Structured figure records →
◇ ◇ ◇ ◇ ◇

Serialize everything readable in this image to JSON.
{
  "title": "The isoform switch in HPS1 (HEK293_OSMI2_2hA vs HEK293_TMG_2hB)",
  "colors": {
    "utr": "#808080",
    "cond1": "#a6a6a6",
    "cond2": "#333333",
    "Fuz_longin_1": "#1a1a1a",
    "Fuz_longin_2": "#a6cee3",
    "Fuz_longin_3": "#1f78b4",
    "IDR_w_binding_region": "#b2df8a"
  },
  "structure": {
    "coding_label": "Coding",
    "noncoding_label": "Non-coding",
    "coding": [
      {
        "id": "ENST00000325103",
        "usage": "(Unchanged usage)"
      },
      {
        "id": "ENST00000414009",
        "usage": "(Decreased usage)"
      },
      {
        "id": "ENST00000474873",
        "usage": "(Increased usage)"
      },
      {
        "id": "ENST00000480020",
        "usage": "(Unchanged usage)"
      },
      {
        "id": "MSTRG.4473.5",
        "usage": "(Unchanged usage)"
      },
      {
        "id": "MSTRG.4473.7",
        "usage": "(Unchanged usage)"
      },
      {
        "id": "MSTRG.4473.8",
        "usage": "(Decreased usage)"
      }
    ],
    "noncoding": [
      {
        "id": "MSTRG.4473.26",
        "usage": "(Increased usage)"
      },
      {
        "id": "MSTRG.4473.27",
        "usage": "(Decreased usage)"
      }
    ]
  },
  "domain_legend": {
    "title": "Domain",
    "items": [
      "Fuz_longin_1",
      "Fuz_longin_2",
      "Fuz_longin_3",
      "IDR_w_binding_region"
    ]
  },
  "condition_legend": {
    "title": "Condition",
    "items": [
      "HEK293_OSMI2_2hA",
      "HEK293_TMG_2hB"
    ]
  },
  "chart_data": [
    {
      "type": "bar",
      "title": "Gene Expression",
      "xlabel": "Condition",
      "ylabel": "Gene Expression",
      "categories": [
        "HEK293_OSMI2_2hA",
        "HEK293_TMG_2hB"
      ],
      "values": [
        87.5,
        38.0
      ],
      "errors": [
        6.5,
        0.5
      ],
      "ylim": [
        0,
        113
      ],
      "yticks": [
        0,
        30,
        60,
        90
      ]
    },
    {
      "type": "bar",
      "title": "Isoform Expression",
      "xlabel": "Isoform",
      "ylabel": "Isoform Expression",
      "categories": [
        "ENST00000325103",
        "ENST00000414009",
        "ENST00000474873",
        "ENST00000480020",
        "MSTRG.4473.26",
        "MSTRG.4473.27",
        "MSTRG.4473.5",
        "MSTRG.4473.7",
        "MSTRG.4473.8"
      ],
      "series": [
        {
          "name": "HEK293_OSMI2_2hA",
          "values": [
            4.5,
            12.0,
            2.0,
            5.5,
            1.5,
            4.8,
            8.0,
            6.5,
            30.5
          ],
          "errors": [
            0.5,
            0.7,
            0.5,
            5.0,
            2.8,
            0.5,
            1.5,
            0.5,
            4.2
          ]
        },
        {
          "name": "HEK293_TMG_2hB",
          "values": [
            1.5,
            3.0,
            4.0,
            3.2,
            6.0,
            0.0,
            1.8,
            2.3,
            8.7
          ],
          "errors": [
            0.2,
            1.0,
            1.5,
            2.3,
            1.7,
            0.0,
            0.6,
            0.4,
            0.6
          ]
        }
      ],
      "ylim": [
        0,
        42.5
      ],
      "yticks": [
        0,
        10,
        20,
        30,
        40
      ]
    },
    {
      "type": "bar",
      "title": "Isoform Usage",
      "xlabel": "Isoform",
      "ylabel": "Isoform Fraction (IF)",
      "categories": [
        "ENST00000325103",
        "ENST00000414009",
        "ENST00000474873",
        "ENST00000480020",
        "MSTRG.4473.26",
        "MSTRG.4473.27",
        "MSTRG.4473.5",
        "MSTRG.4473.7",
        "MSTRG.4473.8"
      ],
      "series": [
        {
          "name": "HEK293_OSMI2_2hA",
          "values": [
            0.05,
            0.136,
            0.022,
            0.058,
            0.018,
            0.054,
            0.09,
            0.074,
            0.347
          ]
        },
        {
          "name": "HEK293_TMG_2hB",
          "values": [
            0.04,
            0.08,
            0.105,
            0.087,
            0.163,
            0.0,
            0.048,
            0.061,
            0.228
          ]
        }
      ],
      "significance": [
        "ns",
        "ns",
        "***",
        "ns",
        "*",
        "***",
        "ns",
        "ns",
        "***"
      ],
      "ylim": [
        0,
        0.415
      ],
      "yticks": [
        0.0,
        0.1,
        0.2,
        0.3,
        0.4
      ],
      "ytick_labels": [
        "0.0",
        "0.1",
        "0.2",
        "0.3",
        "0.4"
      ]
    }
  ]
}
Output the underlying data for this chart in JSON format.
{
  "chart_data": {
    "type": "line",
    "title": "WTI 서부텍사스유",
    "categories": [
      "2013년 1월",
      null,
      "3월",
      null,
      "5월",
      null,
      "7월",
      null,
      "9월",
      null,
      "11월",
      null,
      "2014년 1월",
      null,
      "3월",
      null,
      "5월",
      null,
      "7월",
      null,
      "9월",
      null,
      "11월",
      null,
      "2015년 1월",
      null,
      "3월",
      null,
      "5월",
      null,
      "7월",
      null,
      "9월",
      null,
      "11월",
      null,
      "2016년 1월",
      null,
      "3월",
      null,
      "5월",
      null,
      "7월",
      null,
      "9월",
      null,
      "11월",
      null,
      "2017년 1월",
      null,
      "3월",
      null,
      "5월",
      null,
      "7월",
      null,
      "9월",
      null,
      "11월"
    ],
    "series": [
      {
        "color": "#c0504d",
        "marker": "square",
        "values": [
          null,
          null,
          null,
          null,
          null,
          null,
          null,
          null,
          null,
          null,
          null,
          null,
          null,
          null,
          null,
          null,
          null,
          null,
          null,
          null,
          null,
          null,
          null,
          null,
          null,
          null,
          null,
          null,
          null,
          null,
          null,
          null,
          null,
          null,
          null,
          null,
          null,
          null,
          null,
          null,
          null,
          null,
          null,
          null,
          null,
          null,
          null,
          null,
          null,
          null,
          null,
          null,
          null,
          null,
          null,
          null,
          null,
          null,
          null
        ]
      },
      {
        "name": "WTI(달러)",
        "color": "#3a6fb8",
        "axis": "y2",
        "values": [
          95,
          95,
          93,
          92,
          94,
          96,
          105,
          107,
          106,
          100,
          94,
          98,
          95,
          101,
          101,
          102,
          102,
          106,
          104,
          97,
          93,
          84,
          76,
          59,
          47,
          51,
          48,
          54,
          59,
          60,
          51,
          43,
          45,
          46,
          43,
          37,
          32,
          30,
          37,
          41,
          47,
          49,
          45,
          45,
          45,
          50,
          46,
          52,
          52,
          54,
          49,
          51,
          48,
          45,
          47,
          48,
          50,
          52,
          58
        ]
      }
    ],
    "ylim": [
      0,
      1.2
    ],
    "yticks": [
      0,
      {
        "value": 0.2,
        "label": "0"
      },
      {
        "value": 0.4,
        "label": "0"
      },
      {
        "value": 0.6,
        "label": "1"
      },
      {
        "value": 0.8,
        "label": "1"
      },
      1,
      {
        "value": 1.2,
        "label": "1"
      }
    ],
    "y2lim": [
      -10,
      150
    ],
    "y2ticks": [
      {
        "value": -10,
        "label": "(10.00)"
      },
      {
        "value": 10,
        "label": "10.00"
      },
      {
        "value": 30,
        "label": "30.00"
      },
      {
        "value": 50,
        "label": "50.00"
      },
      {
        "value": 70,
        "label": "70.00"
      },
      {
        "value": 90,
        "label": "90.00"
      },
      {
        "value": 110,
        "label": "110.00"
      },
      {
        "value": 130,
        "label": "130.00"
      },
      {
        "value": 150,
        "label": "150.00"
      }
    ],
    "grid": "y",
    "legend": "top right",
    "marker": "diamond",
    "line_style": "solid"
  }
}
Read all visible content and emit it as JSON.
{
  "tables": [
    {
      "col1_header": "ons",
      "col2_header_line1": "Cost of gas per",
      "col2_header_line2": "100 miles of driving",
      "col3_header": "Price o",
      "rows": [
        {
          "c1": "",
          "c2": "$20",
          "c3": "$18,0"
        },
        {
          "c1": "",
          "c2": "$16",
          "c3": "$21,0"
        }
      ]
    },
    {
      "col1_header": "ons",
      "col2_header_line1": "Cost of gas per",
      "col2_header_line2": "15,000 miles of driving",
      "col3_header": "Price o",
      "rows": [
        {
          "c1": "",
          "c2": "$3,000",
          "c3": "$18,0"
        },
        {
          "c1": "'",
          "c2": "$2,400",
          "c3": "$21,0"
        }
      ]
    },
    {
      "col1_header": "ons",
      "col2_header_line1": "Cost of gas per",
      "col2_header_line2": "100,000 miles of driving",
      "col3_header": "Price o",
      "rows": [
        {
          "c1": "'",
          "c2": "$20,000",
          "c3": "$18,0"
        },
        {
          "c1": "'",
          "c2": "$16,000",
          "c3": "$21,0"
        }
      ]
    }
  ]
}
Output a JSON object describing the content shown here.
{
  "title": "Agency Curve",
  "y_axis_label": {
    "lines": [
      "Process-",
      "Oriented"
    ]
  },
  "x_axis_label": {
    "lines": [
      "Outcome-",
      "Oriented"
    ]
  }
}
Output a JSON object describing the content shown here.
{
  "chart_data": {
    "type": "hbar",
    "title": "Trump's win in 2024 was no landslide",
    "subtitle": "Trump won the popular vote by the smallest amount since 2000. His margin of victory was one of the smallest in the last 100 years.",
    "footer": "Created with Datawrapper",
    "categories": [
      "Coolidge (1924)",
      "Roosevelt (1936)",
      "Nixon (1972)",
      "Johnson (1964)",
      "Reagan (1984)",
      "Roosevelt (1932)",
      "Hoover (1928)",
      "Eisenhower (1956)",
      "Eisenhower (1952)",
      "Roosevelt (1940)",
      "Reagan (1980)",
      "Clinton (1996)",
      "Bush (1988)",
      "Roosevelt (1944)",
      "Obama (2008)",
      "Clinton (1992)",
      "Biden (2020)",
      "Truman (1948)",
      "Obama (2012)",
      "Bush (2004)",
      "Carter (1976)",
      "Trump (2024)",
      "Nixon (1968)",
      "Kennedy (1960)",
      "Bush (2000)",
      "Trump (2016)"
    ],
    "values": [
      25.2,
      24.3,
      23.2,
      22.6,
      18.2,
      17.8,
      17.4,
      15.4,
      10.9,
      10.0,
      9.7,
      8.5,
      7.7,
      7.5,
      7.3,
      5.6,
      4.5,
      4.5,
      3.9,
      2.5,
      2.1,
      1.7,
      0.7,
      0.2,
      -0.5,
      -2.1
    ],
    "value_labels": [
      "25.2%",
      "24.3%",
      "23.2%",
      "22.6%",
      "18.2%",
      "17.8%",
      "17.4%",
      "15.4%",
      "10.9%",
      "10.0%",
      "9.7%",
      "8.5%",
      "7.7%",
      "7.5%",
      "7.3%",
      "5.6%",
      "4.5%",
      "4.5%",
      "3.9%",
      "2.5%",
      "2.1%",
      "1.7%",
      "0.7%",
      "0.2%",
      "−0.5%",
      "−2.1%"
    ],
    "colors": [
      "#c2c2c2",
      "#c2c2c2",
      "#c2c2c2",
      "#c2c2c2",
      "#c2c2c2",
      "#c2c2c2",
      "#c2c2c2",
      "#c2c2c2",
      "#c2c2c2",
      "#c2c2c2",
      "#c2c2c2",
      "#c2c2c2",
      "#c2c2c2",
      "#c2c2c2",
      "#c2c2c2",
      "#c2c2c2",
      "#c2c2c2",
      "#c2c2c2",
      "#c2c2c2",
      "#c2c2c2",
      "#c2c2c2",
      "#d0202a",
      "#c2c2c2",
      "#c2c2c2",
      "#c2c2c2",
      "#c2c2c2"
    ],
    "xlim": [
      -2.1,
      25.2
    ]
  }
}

◇ ◇ ◇ ◇ ◇

Goal of the exercise →
Report the count of lines in the entries that contain the string "Expression", and nothing besides it.

Written solution →
4